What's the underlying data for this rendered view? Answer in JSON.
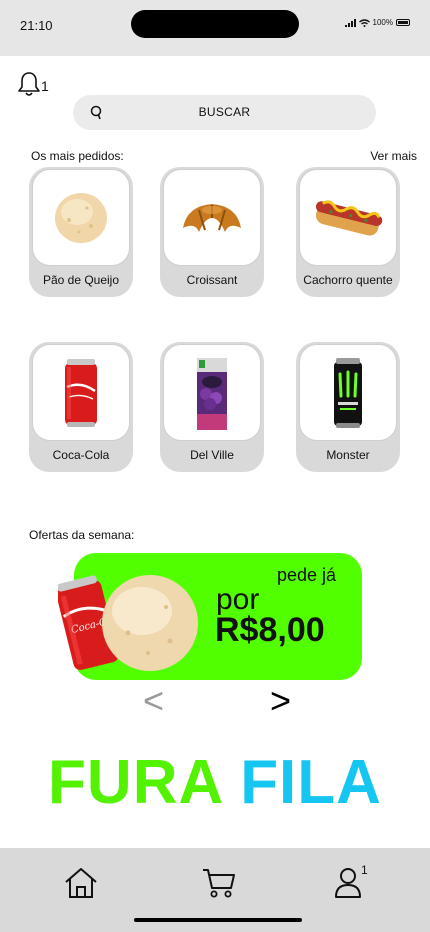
{
  "status_bar": {
    "time": "21:10",
    "battery": "100%"
  },
  "notifications": {
    "count": "1"
  },
  "search": {
    "label": "BUSCAR"
  },
  "popular": {
    "title": "Os mais pedidos:",
    "see_more": "Ver mais",
    "items": [
      {
        "label": "Pão de Queijo",
        "icon": "pao-de-queijo"
      },
      {
        "label": "Croissant",
        "icon": "croissant"
      },
      {
        "label": "Cachorro quente",
        "icon": "hot-dog"
      },
      {
        "label": "Coca-Cola",
        "icon": "coca-cola-can"
      },
      {
        "label": "Del Ville",
        "icon": "del-valle-juice"
      },
      {
        "label": "Monster",
        "icon": "monster-can"
      }
    ]
  },
  "offers": {
    "title": "Ofertas da semana:",
    "cta": "pede já",
    "prefix": "por",
    "price": "R$8,00",
    "can_text": "Coca-Cola",
    "prev": "<",
    "next": ">"
  },
  "brand": {
    "word1": "FURA",
    "word2": "FILA"
  },
  "bottom_nav": {
    "profile_badge": "1"
  },
  "colors": {
    "green": "#52ff00",
    "blue": "#14c6f0",
    "gray": "#d9d9d9"
  }
}
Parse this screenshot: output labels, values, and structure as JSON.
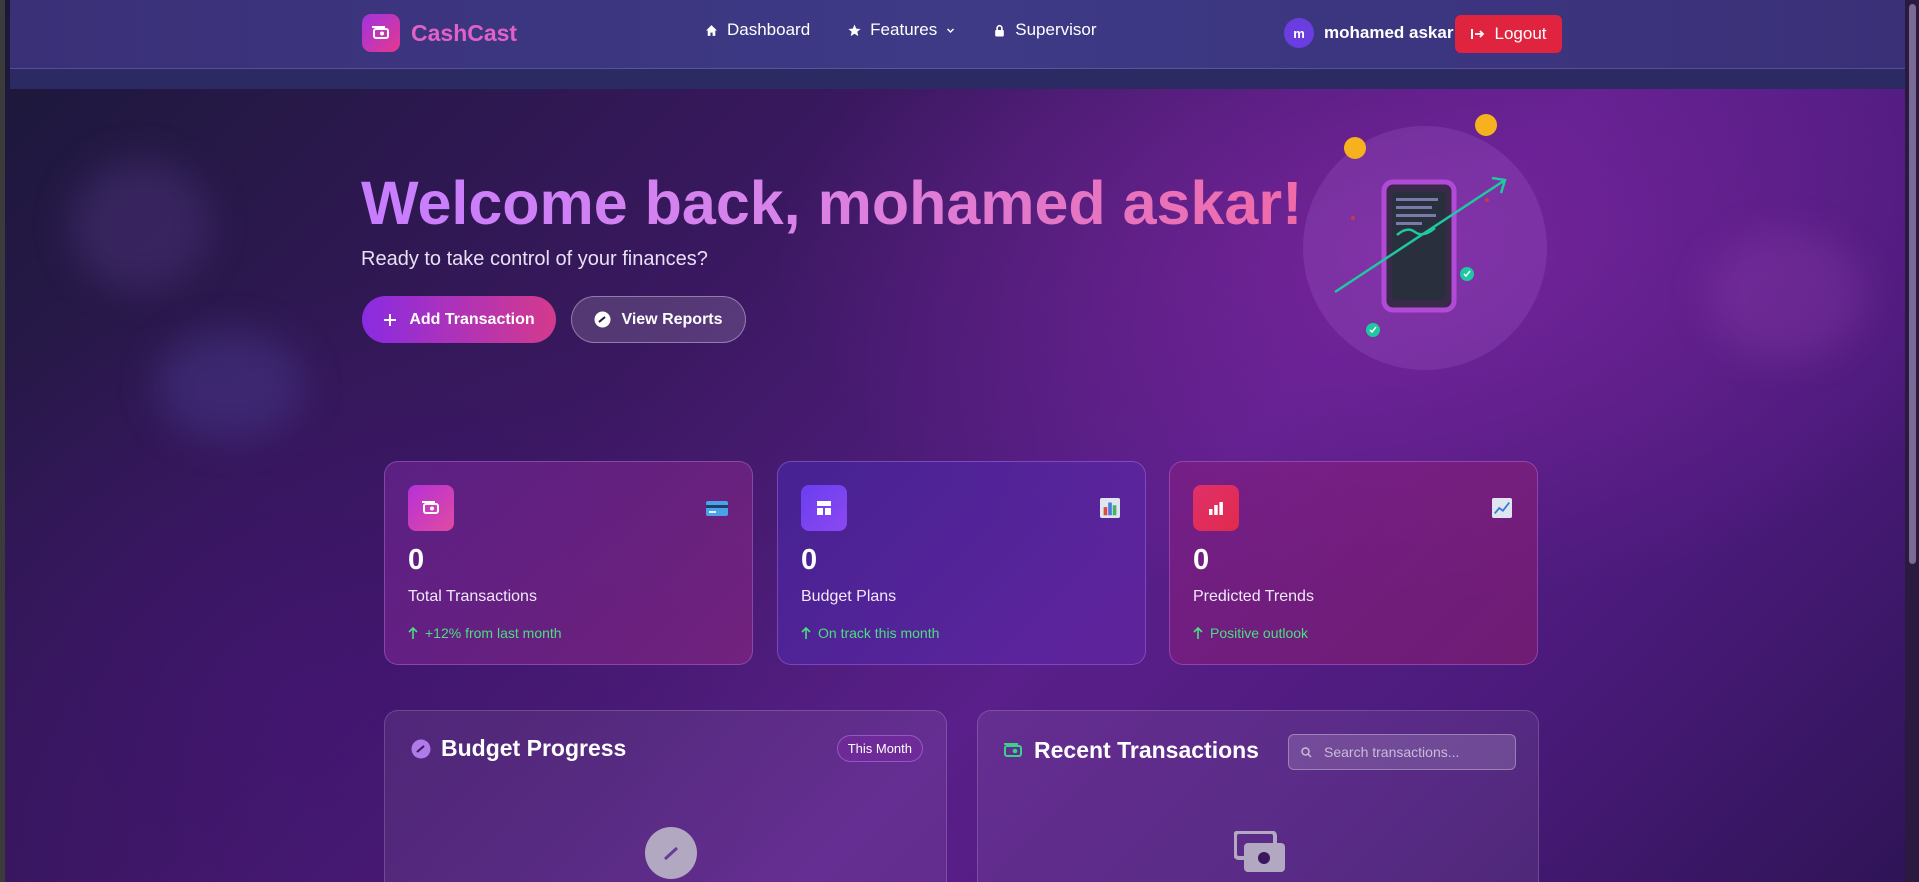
{
  "brand": {
    "name": "CashCast"
  },
  "nav": {
    "links": [
      {
        "label": "Dashboard",
        "icon": "home-icon"
      },
      {
        "label": "Features",
        "icon": "star-icon"
      },
      {
        "label": "Supervisor",
        "icon": "lock-icon"
      }
    ]
  },
  "user": {
    "initial": "m",
    "name": "mohamed askar",
    "logout_label": "Logout"
  },
  "hero": {
    "title": "Welcome back, mohamed askar!",
    "subtitle": "Ready to take control of your finances?",
    "primary_button": "Add Transaction",
    "secondary_button": "View Reports"
  },
  "stats": [
    {
      "value": "0",
      "label": "Total Transactions",
      "trend": "+12% from last month",
      "icon": "wallet-icon",
      "emoji": "credit-card-icon"
    },
    {
      "value": "0",
      "label": "Budget Plans",
      "trend": "On track this month",
      "icon": "layout-icon",
      "emoji": "bar-chart-icon"
    },
    {
      "value": "0",
      "label": "Predicted Trends",
      "trend": "Positive outlook",
      "icon": "chart-icon",
      "emoji": "trend-chart-icon"
    }
  ],
  "budget": {
    "title": "Budget Progress",
    "period": "This Month"
  },
  "recent": {
    "title": "Recent Transactions",
    "search_placeholder": "Search transactions..."
  },
  "colors": {
    "accent": "#c77dff",
    "pink": "#f06aa8",
    "logout": "#e0243f",
    "trend": "#4ade80"
  }
}
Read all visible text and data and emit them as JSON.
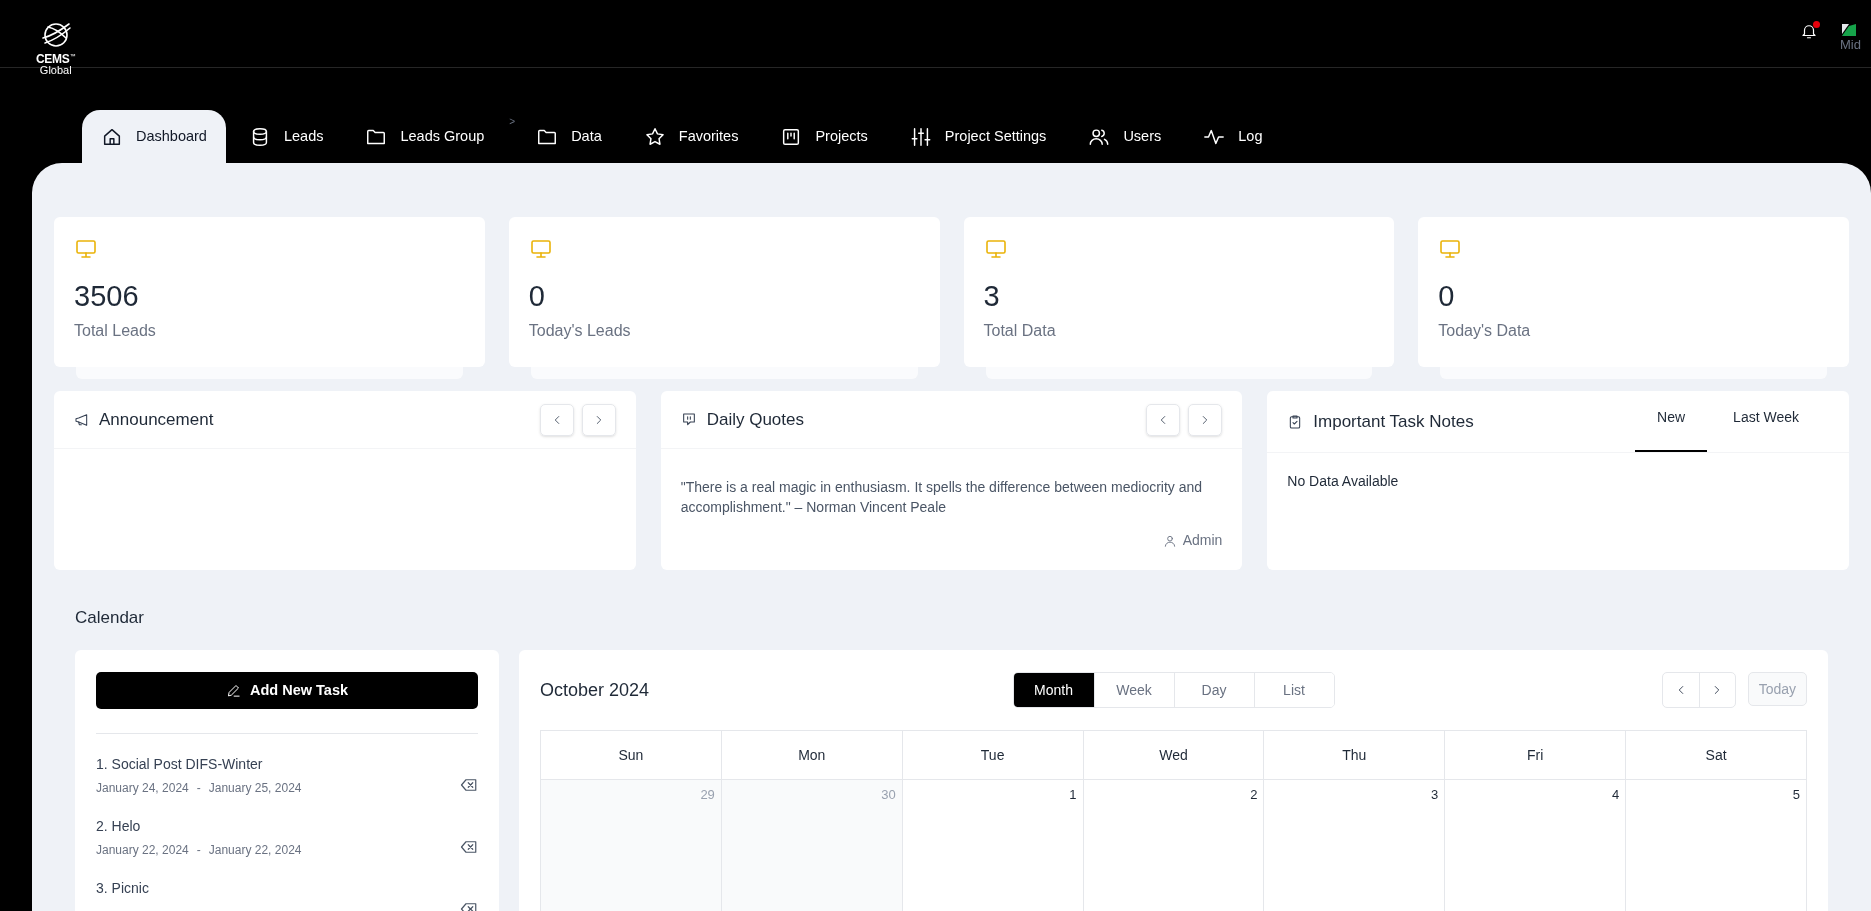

━━━━━━━━━━━━━━━━━━━━

= Aim =
Scan the material above. Return every line containing the string "JSON".

= Solution for this task =
What's the underlying data for this rendered view? Answer in JSON.
Parse this screenshot: output labels, values, and structure as JSON.
Read all visible text and data and emit them as JSON.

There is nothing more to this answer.